:: TASK REQUIREMENTS ::
Repeat the records exactly. Every line must match.
....
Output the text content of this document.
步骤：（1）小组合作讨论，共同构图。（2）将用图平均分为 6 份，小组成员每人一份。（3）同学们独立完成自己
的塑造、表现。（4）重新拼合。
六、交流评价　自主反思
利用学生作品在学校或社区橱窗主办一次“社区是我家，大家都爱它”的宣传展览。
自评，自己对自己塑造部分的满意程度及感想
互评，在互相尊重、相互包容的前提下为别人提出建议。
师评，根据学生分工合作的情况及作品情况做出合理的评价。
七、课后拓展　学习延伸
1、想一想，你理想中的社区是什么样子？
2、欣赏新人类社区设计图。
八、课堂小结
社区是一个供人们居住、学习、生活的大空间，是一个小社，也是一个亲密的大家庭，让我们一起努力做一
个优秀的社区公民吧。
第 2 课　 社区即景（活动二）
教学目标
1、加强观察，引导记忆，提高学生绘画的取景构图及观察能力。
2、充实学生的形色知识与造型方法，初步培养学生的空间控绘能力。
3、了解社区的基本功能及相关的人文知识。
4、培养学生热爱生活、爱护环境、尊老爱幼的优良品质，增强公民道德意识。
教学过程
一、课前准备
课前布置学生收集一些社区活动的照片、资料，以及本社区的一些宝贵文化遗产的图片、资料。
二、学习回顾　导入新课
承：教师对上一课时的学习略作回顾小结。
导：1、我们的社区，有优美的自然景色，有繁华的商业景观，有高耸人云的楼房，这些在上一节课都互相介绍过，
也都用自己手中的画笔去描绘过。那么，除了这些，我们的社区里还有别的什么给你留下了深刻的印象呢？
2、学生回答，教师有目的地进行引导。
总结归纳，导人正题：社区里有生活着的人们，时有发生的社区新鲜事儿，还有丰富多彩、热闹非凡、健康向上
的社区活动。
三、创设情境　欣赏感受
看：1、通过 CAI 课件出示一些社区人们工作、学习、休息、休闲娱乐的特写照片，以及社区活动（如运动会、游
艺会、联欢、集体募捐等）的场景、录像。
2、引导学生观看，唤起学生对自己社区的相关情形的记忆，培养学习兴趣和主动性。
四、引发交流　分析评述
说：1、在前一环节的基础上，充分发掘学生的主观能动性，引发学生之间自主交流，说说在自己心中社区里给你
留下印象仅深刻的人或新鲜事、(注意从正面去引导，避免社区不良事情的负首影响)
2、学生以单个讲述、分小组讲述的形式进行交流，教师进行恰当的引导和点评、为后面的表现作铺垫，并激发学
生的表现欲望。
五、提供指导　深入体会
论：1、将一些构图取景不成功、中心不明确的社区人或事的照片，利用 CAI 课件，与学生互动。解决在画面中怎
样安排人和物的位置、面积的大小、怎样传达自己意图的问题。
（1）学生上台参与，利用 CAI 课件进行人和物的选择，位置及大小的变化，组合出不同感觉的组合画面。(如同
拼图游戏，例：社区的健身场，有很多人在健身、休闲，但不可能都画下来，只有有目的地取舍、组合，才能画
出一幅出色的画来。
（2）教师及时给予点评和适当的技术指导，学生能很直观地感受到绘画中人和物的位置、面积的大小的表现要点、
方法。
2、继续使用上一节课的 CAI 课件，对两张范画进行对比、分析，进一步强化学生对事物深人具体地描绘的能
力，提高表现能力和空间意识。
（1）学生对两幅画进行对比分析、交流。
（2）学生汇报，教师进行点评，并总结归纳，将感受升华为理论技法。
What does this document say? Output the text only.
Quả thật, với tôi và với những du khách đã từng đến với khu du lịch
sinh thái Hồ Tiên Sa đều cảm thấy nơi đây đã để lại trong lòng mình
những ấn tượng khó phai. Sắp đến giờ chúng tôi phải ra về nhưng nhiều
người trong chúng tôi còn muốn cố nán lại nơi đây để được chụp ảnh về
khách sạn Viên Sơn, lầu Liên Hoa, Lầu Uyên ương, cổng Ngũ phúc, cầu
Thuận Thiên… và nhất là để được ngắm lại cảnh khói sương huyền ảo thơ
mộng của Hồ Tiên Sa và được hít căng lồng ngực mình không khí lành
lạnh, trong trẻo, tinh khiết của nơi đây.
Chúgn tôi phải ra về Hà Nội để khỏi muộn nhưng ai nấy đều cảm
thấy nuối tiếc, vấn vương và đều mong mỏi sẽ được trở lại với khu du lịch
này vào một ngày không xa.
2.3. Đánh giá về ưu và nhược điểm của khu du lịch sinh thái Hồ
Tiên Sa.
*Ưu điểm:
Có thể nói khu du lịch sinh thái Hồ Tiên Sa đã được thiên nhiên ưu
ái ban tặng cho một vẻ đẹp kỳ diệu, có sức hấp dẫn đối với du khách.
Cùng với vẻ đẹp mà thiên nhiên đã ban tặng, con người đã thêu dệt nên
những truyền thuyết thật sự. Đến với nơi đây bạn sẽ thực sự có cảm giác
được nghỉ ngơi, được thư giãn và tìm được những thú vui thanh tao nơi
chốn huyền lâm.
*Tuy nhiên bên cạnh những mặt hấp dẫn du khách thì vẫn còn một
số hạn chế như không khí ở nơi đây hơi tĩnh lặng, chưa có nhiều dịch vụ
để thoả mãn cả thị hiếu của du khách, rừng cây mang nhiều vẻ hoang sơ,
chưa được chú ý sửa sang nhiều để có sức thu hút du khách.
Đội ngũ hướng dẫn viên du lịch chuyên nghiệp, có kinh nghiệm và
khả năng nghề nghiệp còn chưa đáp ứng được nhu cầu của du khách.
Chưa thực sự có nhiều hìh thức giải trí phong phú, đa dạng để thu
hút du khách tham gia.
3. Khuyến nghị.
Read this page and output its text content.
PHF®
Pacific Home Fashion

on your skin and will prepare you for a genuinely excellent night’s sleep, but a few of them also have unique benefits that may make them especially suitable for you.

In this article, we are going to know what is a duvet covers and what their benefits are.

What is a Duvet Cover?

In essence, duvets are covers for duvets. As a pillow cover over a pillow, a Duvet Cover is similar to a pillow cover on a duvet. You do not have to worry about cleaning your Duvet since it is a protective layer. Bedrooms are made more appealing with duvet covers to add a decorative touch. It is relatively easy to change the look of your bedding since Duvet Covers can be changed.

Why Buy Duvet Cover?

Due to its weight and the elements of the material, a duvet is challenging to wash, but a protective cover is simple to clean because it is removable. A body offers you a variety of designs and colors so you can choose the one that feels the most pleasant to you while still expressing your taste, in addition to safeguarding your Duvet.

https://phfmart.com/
....
:: EXERCISE RESPONSE ::
Output the text content of this document.
步骤：（1）小组合作讨论，共同构图。（2）将用图平均分为 6 份，小组成员每人一份。（3）同学们独立完成自己
的塑造、表现。（4）重新拼合。
六、交流评价　自主反思
利用学生作品在学校或社区橱窗主办一次“社区是我家，大家都爱它”的宣传展览。
自评，自己对自己塑造部分的满意程度及感想
互评，在互相尊重、相互包容的前提下为别人提出建议。
师评，根据学生分工合作的情况及作品情况做出合理的评价。
七、课后拓展　学习延伸
1、想一想，你理想中的社区是什么样子？
2、欣赏新人类社区设计图。
八、课堂小结
社区是一个供人们居住、学习、生活的大空间，是一个小社，也是一个亲密的大家庭，让我们一起努力做一
个优秀的社区公民吧。
第 2 课　 社区即景（活动二）
教学目标
1、加强观察，引导记忆，提高学生绘画的取景构图及观察能力。
2、充实学生的形色知识与造型方法，初步培养学生的空间控绘能力。
3、了解社区的基本功能及相关的人文知识。
4、培养学生热爱生活、爱护环境、尊老爱幼的优良品质，增强公民道德意识。
教学过程
一、课前准备
课前布置学生收集一些社区活动的照片、资料，以及本社区的一些宝贵文化遗产的图片、资料。
二、学习回顾　导入新课
承：教师对上一课时的学习略作回顾小结。
导：1、我们的社区，有优美的自然景色，有繁华的商业景观，有高耸人云的楼房，这些在上一节课都互相介绍过，
也都用自己手中的画笔去描绘过。那么，除了这些，我们的社区里还有别的什么给你留下了深刻的印象呢？
2、学生回答，教师有目的地进行引导。
总结归纳，导人正题：社区里有生活着的人们，时有发生的社区新鲜事儿，还有丰富多彩、热闹非凡、健康向上
的社区活动。
三、创设情境　欣赏感受
看：1、通过 CAI 课件出示一些社区人们工作、学习、休息、休闲娱乐的特写照片，以及社区活动（如运动会、游
艺会、联欢、集体募捐等）的场景、录像。
2、引导学生观看，唤起学生对自己社区的相关情形的记忆，培养学习兴趣和主动性。
四、引发交流　分析评述
说：1、在前一环节的基础上，充分发掘学生的主观能动性，引发学生之间自主交流，说说在自己心中社区里给你
留下印象仅深刻的人或新鲜事、(注意从正面去引导，避免社区不良事情的负首影响)
2、学生以单个讲述、分小组讲述的形式进行交流，教师进行恰当的引导和点评、为后面的表现作铺垫，并激发学
生的表现欲望。
五、提供指导　深入体会
论：1、将一些构图取景不成功、中心不明确的社区人或事的照片，利用 CAI 课件，与学生互动。解决在画面中怎
样安排人和物的位置、面积的大小、怎样传达自己意图的问题。
（1）学生上台参与，利用 CAI 课件进行人和物的选择，位置及大小的变化，组合出不同感觉的组合画面。(如同
拼图游戏，例：社区的健身场，有很多人在健身、休闲，但不可能都画下来，只有有目的地取舍、组合，才能画
出一幅出色的画来。
（2）教师及时给予点评和适当的技术指导，学生能很直观地感受到绘画中人和物的位置、面积的大小的表现要点、
方法。
2、继续使用上一节课的 CAI 课件，对两张范画进行对比、分析，进一步强化学生对事物深人具体地描绘的能
力，提高表现能力和空间意识。
（1）学生对两幅画进行对比分析、交流。
（2）学生汇报，教师进行点评，并总结归纳，将感受升华为理论技法。
What does this document say? Output the text only.
Quả thật, với tôi và với những du khách đã từng đến với khu du lịch
sinh thái Hồ Tiên Sa đều cảm thấy nơi đây đã để lại trong lòng mình
những ấn tượng khó phai. Sắp đến giờ chúng tôi phải ra về nhưng nhiều
người trong chúng tôi còn muốn cố nán lại nơi đây để được chụp ảnh về
khách sạn Viên Sơn, lầu Liên Hoa, Lầu Uyên ương, cổng Ngũ phúc, cầu
Thuận Thiên… và nhất là để được ngắm lại cảnh khói sương huyền ảo thơ
mộng của Hồ Tiên Sa và được hít căng lồng ngực mình không khí lành
lạnh, trong trẻo, tinh khiết của nơi đây.
Chúgn tôi phải ra về Hà Nội để khỏi muộn nhưng ai nấy đều cảm
thấy nuối tiếc, vấn vương và đều mong mỏi sẽ được trở lại với khu du lịch
này vào một ngày không xa.
2.3. Đánh giá về ưu và nhược điểm của khu du lịch sinh thái Hồ
Tiên Sa.
*Ưu điểm:
Có thể nói khu du lịch sinh thái Hồ Tiên Sa đã được thiên nhiên ưu
ái ban tặng cho một vẻ đẹp kỳ diệu, có sức hấp dẫn đối với du khách.
Cùng với vẻ đẹp mà thiên nhiên đã ban tặng, con người đã thêu dệt nên
những truyền thuyết thật sự. Đến với nơi đây bạn sẽ thực sự có cảm giác
được nghỉ ngơi, được thư giãn và tìm được những thú vui thanh tao nơi
chốn huyền lâm.
*Tuy nhiên bên cạnh những mặt hấp dẫn du khách thì vẫn còn một
số hạn chế như không khí ở nơi đây hơi tĩnh lặng, chưa có nhiều dịch vụ
để thoả mãn cả thị hiếu của du khách, rừng cây mang nhiều vẻ hoang sơ,
chưa được chú ý sửa sang nhiều để có sức thu hút du khách.
Đội ngũ hướng dẫn viên du lịch chuyên nghiệp, có kinh nghiệm và
khả năng nghề nghiệp còn chưa đáp ứng được nhu cầu của du khách.
Chưa thực sự có nhiều hìh thức giải trí phong phú, đa dạng để thu
hút du khách tham gia.
3. Khuyến nghị.
Read this page and output its text content.
PHF®
Pacific Home Fashion

on your skin and will prepare you for a genuinely excellent night’s sleep, but a few of them also have unique benefits that may make them especially suitable for you.

In this article, we are going to know what is a duvet covers and what their benefits are.

What is a Duvet Cover?

In essence, duvets are covers for duvets. As a pillow cover over a pillow, a Duvet Cover is similar to a pillow cover on a duvet. You do not have to worry about cleaning your Duvet since it is a protective layer. Bedrooms are made more appealing with duvet covers to add a decorative touch. It is relatively easy to change the look of your bedding since Duvet Covers can be changed.

Why Buy Duvet Cover?

Due to its weight and the elements of the material, a duvet is challenging to wash, but a protective cover is simple to clean because it is removable. A body offers you a variety of designs and colors so you can choose the one that feels the most pleasant to you while still expressing your taste, in addition to safeguarding your Duvet.

https://phfmart.com/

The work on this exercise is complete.